'''

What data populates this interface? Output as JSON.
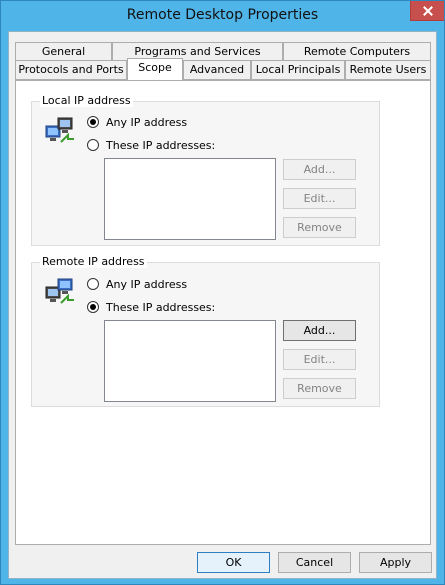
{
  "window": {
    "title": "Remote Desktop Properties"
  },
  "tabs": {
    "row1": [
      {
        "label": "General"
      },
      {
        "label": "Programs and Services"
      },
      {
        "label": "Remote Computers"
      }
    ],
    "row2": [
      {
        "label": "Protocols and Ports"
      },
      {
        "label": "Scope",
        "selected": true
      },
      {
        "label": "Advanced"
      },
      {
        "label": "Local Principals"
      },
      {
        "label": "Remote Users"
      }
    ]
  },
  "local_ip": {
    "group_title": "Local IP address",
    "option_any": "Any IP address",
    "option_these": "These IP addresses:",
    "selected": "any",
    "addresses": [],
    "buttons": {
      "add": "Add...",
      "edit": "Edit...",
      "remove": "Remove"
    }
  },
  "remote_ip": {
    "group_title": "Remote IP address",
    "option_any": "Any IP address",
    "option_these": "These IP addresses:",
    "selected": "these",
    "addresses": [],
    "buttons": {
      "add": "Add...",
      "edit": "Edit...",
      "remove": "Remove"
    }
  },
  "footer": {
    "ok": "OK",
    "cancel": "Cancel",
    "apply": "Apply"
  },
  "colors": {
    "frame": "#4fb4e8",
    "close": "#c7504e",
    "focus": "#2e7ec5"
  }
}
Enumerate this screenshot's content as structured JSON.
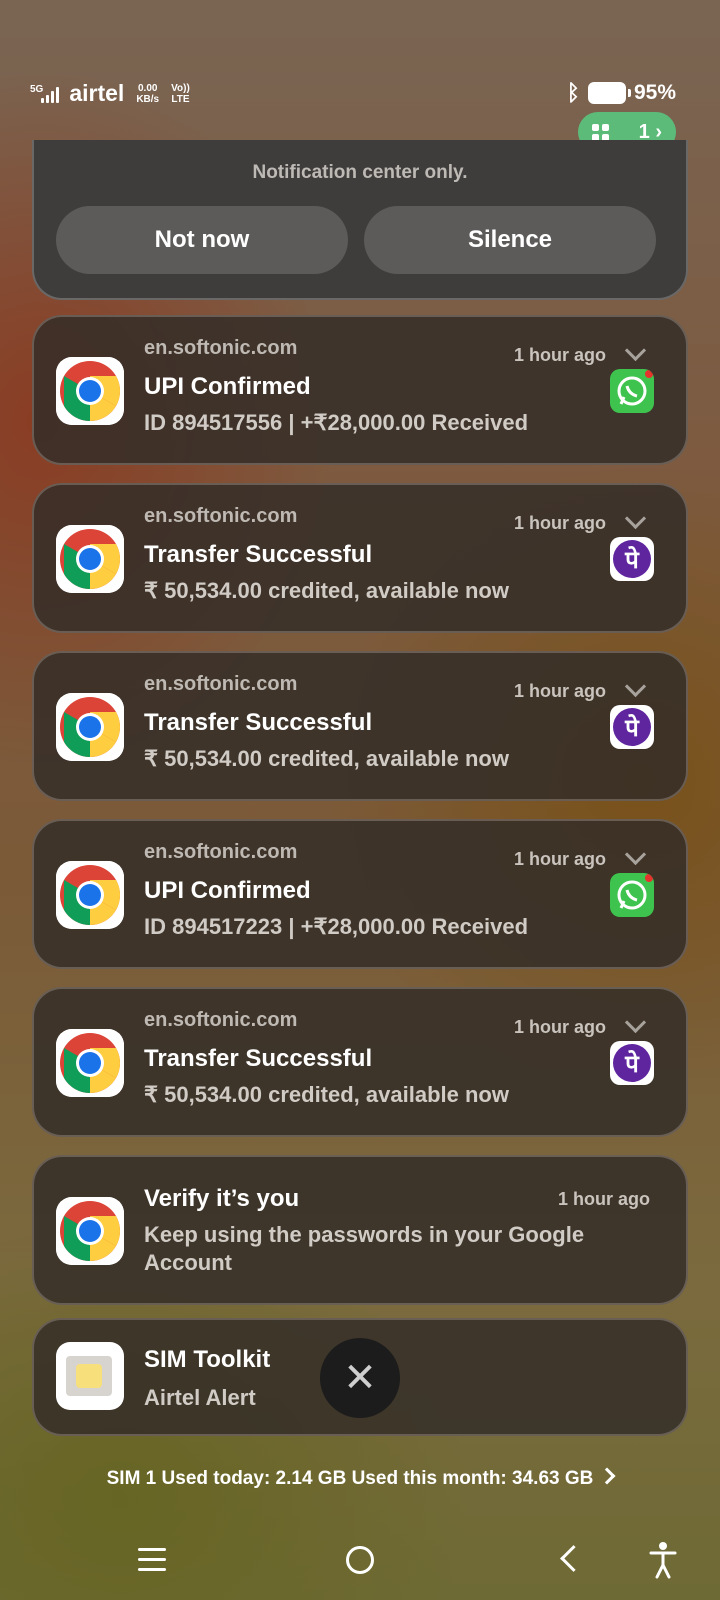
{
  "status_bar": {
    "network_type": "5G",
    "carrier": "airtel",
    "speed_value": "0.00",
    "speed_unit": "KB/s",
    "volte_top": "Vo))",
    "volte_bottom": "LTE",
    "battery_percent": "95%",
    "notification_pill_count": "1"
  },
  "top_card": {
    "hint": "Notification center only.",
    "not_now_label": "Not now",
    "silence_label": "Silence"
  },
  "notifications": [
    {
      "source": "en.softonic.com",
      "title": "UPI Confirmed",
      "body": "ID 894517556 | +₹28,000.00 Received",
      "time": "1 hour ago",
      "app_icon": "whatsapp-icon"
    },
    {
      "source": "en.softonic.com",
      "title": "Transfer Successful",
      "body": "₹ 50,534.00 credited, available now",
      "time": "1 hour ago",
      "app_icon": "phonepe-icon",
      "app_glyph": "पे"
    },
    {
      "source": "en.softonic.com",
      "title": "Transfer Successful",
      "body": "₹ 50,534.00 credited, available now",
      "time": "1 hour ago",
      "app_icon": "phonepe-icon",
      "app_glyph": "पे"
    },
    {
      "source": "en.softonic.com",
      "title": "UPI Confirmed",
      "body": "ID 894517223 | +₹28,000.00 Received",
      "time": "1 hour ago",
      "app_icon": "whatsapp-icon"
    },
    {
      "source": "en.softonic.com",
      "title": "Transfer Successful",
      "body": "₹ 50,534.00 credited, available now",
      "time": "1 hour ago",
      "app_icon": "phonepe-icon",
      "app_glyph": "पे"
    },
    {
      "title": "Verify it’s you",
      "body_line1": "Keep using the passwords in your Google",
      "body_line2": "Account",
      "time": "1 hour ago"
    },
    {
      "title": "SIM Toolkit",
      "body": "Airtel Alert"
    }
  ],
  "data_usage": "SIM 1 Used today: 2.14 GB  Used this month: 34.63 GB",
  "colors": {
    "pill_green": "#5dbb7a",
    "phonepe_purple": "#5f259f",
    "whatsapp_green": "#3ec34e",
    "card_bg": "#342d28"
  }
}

'''

Work to do -> Exactly reproduce each record, leaving out any pictures.

Solution to this exercise ->
What data populates this interface? Output as JSON.
{
  "window": {
    "title": "Remote Desktop Properties"
  },
  "tabs": {
    "row1": [
      {
        "label": "General"
      },
      {
        "label": "Programs and Services"
      },
      {
        "label": "Remote Computers"
      }
    ],
    "row2": [
      {
        "label": "Protocols and Ports"
      },
      {
        "label": "Scope",
        "selected": true
      },
      {
        "label": "Advanced"
      },
      {
        "label": "Local Principals"
      },
      {
        "label": "Remote Users"
      }
    ]
  },
  "local_ip": {
    "group_title": "Local IP address",
    "option_any": "Any IP address",
    "option_these": "These IP addresses:",
    "selected": "any",
    "addresses": [],
    "buttons": {
      "add": "Add...",
      "edit": "Edit...",
      "remove": "Remove"
    }
  },
  "remote_ip": {
    "group_title": "Remote IP address",
    "option_any": "Any IP address",
    "option_these": "These IP addresses:",
    "selected": "these",
    "addresses": [],
    "buttons": {
      "add": "Add...",
      "edit": "Edit...",
      "remove": "Remove"
    }
  },
  "footer": {
    "ok": "OK",
    "cancel": "Cancel",
    "apply": "Apply"
  },
  "colors": {
    "frame": "#4fb4e8",
    "close": "#c7504e",
    "focus": "#2e7ec5"
  }
}
Enumerate this screenshot's content as structured JSON.
{
  "status_bar": {
    "network_type": "5G",
    "carrier": "airtel",
    "speed_value": "0.00",
    "speed_unit": "KB/s",
    "volte_top": "Vo))",
    "volte_bottom": "LTE",
    "battery_percent": "95%",
    "notification_pill_count": "1"
  },
  "top_card": {
    "hint": "Notification center only.",
    "not_now_label": "Not now",
    "silence_label": "Silence"
  },
  "notifications": [
    {
      "source": "en.softonic.com",
      "title": "UPI Confirmed",
      "body": "ID 894517556 | +₹28,000.00 Received",
      "time": "1 hour ago",
      "app_icon": "whatsapp-icon"
    },
    {
      "source": "en.softonic.com",
      "title": "Transfer Successful",
      "body": "₹ 50,534.00 credited, available now",
      "time": "1 hour ago",
      "app_icon": "phonepe-icon",
      "app_glyph": "पे"
    },
    {
      "source": "en.softonic.com",
      "title": "Transfer Successful",
      "body": "₹ 50,534.00 credited, available now",
      "time": "1 hour ago",
      "app_icon": "phonepe-icon",
      "app_glyph": "पे"
    },
    {
      "source": "en.softonic.com",
      "title": "UPI Confirmed",
      "body": "ID 894517223 | +₹28,000.00 Received",
      "time": "1 hour ago",
      "app_icon": "whatsapp-icon"
    },
    {
      "source": "en.softonic.com",
      "title": "Transfer Successful",
      "body": "₹ 50,534.00 credited, available now",
      "time": "1 hour ago",
      "app_icon": "phonepe-icon",
      "app_glyph": "पे"
    },
    {
      "title": "Verify it’s you",
      "body_line1": "Keep using the passwords in your Google",
      "body_line2": "Account",
      "time": "1 hour ago"
    },
    {
      "title": "SIM Toolkit",
      "body": "Airtel Alert"
    }
  ],
  "data_usage": "SIM 1 Used today: 2.14 GB  Used this month: 34.63 GB",
  "colors": {
    "pill_green": "#5dbb7a",
    "phonepe_purple": "#5f259f",
    "whatsapp_green": "#3ec34e",
    "card_bg": "#342d28"
  }
}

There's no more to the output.